How many lines of the data hold the word "JSON"? State the number and nothing else.

*Exercise inputs*
==================================================
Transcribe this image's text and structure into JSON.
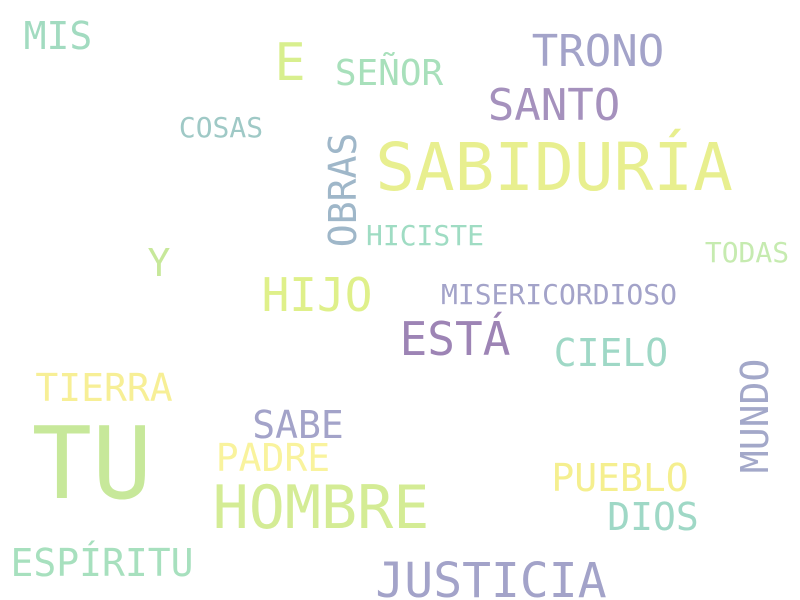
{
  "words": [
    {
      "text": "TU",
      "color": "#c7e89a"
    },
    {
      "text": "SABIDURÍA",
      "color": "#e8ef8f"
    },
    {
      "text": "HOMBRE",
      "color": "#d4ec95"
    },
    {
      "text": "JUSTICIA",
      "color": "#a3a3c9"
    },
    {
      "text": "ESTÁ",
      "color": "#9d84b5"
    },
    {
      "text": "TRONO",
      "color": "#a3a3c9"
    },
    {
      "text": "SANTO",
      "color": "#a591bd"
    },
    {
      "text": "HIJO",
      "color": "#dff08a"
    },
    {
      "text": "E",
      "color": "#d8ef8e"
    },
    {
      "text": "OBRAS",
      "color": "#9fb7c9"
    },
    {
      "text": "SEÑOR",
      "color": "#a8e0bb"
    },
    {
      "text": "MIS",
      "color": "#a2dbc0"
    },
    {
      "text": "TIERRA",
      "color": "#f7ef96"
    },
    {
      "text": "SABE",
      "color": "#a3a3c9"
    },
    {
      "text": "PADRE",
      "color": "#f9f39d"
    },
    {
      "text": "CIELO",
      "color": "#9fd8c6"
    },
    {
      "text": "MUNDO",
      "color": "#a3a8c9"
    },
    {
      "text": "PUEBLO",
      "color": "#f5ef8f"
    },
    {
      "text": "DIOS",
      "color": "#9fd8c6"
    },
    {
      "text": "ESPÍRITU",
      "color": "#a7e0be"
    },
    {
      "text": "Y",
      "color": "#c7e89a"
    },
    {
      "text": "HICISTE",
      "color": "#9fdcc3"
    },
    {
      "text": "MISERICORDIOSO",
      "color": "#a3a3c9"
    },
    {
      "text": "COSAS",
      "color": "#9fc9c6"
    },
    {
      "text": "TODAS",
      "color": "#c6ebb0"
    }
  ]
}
==================================================
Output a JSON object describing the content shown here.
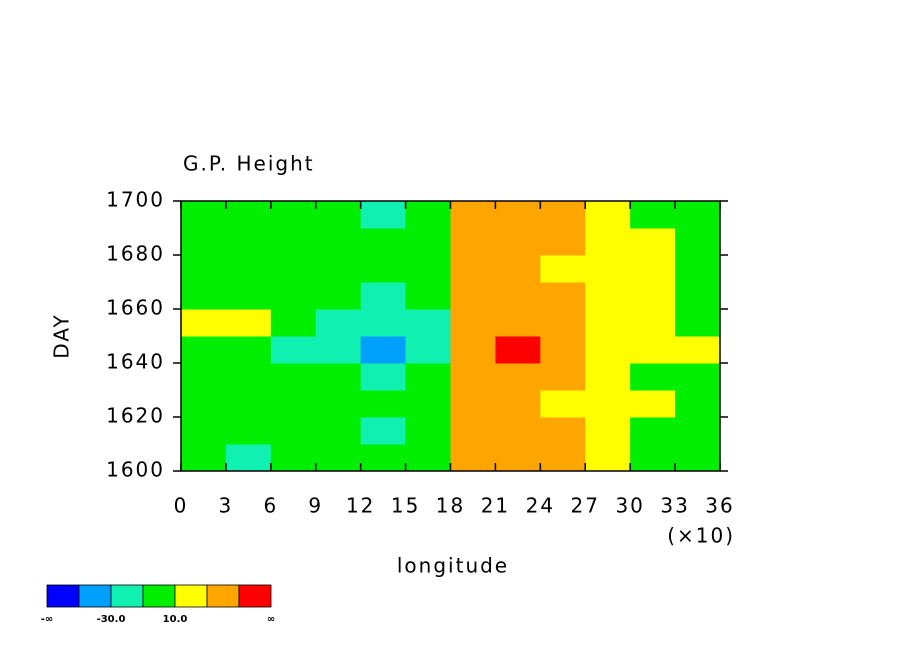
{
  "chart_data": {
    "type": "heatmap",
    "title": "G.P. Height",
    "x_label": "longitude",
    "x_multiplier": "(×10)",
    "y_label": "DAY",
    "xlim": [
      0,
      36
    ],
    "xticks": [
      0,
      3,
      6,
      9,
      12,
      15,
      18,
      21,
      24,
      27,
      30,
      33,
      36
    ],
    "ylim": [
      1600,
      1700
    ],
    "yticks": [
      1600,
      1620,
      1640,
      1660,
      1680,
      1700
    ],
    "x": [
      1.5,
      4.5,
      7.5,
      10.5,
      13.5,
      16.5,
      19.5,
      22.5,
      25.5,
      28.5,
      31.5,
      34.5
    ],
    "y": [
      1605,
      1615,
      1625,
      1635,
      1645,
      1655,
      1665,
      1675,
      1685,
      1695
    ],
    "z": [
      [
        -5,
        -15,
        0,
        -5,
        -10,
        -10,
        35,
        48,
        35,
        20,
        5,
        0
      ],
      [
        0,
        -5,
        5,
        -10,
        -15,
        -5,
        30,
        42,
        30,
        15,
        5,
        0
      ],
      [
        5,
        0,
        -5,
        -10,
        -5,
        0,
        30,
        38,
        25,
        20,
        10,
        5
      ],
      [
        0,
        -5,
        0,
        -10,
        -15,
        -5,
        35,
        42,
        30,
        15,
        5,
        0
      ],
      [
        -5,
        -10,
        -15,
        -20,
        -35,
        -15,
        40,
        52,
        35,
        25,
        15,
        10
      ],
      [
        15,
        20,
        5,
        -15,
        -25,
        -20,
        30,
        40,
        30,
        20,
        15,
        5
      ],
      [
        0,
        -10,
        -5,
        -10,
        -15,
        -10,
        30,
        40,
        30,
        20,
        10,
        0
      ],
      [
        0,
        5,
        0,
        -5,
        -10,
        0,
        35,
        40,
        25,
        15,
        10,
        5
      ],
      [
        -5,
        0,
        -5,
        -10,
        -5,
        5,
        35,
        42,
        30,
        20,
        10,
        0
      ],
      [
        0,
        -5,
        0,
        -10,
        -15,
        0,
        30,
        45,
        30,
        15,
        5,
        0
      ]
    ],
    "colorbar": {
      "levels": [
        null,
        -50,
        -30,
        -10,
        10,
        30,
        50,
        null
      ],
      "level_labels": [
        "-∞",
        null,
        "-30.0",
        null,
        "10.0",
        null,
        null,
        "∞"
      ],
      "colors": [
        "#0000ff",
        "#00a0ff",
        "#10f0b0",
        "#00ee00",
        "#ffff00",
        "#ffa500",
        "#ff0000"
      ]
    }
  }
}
==================================================
*Result below*
2